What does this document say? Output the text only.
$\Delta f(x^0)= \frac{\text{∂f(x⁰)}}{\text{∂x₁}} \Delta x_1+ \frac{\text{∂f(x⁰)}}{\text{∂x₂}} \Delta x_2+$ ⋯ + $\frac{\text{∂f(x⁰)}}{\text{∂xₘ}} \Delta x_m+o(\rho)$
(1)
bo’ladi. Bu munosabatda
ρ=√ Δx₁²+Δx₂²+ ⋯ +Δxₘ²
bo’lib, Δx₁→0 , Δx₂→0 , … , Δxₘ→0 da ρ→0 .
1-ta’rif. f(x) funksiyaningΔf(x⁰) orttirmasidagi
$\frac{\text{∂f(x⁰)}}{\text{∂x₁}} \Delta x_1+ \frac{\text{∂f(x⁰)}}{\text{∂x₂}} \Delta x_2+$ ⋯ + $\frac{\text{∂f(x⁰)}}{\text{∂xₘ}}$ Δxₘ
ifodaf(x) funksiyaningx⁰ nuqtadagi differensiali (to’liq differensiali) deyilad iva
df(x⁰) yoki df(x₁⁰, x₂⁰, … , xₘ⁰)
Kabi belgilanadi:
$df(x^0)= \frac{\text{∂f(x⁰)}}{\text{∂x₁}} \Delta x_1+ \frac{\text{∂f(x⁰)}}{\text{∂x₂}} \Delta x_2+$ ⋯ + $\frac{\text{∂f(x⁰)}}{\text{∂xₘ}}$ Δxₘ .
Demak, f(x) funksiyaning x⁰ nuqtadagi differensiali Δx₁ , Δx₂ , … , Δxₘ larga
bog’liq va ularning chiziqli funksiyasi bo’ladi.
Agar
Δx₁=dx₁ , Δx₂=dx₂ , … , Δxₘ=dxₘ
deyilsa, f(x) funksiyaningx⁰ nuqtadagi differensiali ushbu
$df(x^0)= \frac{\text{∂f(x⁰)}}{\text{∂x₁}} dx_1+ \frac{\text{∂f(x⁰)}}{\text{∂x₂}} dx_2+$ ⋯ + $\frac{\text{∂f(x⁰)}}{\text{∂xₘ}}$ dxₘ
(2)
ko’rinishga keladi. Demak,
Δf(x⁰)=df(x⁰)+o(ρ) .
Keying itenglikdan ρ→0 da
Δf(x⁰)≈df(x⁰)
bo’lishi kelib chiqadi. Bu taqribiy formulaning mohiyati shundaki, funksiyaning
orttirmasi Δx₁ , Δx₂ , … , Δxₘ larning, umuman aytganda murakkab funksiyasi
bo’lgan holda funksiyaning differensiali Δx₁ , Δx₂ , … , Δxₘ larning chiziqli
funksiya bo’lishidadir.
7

* * * * * * * * *

» Objective
Tally how many lines in the material above hold the word "chiziqli". Write only that number.

» Full answer
2